======== Data extract
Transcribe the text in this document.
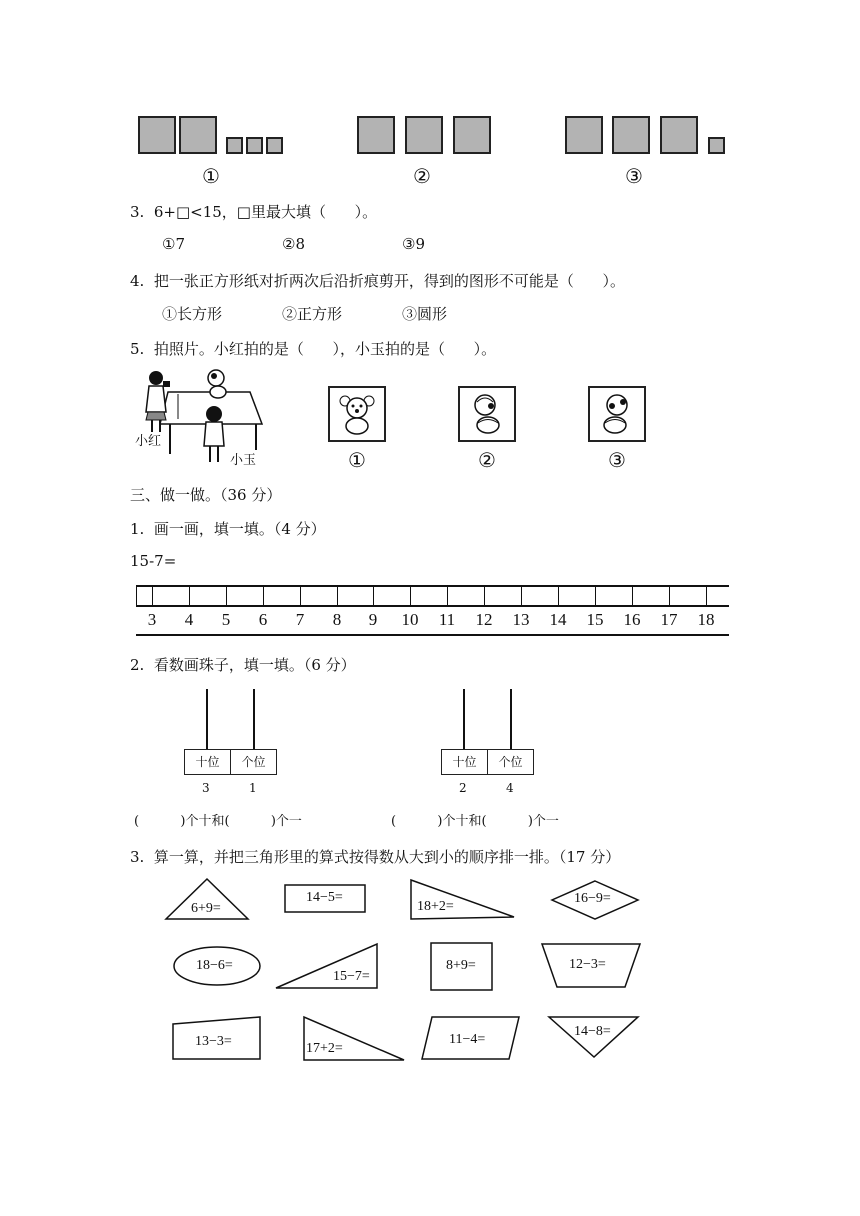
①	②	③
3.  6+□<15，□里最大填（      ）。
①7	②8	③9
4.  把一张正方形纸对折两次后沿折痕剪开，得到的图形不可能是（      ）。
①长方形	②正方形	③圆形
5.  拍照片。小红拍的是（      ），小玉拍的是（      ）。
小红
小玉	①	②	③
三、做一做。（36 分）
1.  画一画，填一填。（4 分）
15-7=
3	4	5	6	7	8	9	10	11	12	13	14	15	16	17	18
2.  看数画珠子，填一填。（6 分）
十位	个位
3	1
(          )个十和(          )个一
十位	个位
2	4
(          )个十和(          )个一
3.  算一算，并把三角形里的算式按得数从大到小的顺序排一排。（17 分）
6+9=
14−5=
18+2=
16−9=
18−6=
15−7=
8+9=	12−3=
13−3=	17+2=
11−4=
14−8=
================
======== Data extract
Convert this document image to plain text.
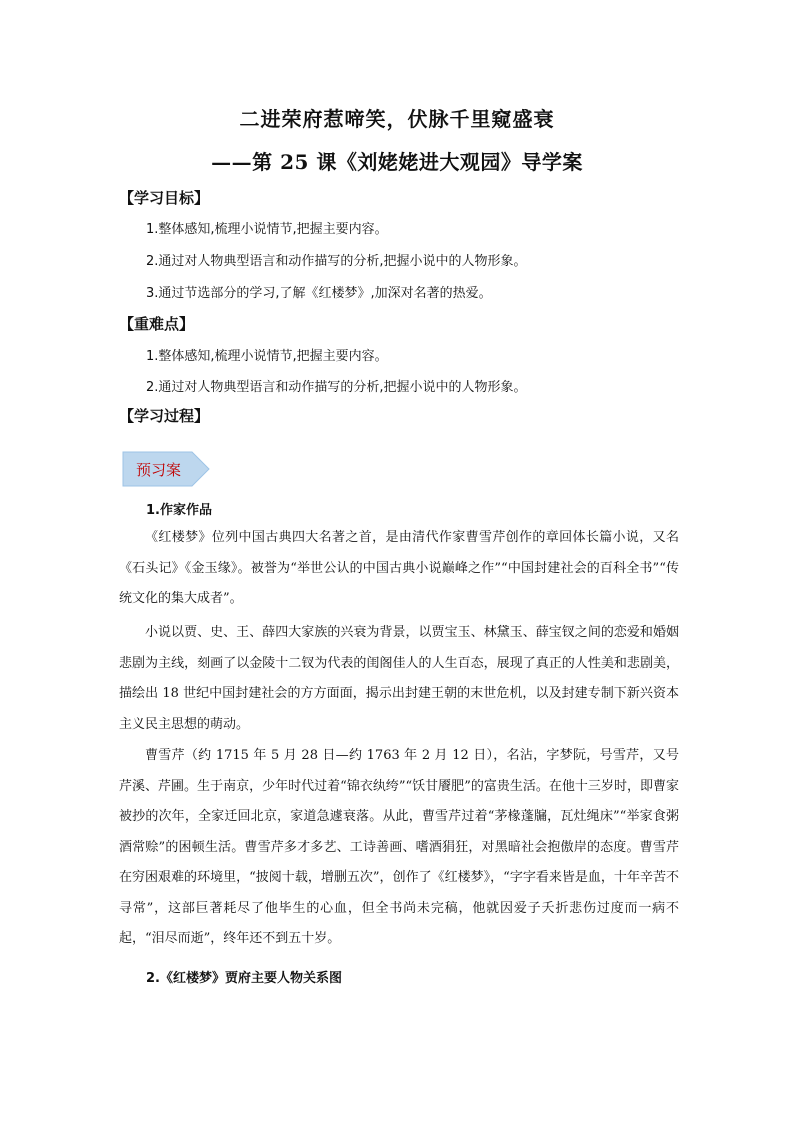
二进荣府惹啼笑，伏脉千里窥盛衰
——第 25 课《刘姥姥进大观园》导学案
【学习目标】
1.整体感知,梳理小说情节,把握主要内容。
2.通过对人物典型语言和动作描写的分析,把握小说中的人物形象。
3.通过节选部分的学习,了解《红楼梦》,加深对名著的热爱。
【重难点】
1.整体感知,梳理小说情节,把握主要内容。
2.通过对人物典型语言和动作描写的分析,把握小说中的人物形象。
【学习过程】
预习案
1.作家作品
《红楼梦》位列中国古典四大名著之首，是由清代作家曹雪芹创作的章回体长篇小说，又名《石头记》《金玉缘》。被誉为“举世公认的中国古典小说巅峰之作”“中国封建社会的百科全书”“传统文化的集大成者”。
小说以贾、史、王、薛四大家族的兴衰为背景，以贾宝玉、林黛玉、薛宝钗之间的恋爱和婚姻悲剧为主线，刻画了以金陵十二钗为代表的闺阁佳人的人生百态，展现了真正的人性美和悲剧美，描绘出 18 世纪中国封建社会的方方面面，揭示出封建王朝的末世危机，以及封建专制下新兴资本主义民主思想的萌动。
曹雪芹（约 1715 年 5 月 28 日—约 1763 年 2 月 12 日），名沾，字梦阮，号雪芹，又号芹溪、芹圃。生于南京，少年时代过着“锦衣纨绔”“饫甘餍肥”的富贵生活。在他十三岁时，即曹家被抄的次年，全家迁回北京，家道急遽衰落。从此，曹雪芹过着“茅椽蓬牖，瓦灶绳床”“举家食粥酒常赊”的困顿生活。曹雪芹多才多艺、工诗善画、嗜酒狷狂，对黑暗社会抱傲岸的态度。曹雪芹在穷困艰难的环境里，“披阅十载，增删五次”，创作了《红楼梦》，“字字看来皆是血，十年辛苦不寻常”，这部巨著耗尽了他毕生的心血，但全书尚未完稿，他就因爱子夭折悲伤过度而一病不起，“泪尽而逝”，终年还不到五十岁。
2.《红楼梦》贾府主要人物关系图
================
======== Data extract
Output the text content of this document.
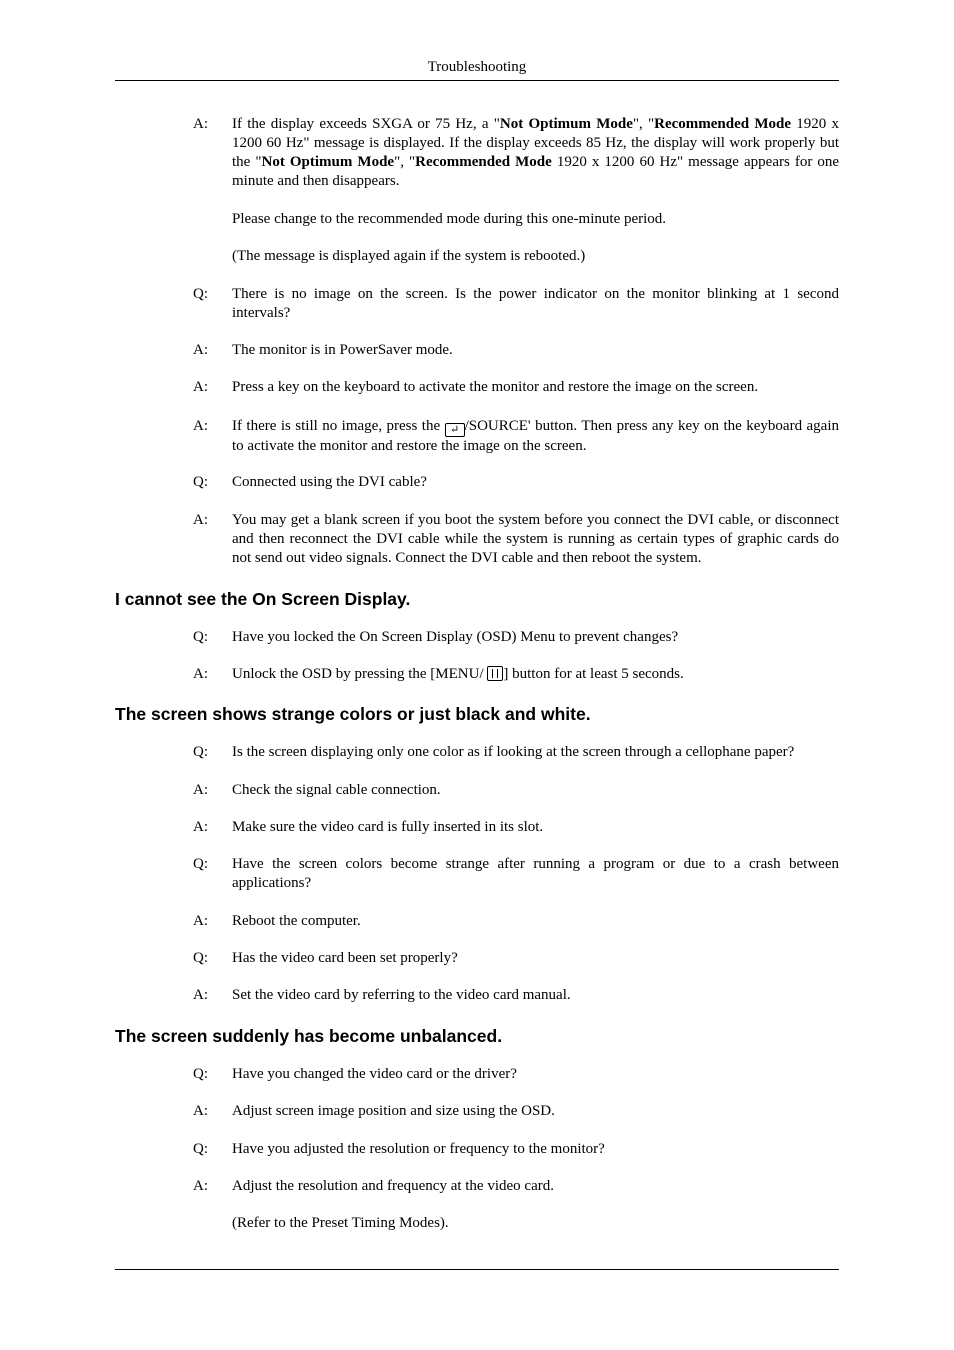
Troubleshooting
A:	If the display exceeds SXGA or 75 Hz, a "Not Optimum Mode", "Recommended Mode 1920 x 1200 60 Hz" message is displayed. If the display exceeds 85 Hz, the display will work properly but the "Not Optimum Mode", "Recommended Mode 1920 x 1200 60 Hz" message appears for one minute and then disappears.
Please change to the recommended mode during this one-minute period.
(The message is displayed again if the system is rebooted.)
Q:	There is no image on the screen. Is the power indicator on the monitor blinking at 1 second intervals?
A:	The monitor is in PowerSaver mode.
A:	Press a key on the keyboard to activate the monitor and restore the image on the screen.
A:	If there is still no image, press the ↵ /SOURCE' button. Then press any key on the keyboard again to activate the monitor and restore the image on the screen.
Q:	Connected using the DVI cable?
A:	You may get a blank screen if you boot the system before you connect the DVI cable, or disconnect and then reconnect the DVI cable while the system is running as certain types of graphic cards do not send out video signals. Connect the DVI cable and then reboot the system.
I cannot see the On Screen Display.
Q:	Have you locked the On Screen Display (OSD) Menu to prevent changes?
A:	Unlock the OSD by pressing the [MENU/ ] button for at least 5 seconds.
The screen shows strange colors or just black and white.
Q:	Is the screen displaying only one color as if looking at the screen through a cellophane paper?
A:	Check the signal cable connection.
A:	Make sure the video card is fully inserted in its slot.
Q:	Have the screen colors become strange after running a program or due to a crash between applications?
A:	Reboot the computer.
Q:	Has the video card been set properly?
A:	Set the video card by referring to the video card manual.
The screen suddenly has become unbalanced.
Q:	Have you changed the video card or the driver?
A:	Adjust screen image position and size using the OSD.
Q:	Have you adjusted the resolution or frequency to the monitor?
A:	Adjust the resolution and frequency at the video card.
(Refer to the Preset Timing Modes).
================
- [Set task]:
Report each line in the preceding entries that holds the string "button".

- [Written answer]:
A:	If there is still no image, press the ↵ /SOURCE' button. Then press any key on the keyboard again to activate the monitor and restore the image on the screen.
A:	Unlock the OSD by pressing the [MENU/ ] button for at least 5 seconds.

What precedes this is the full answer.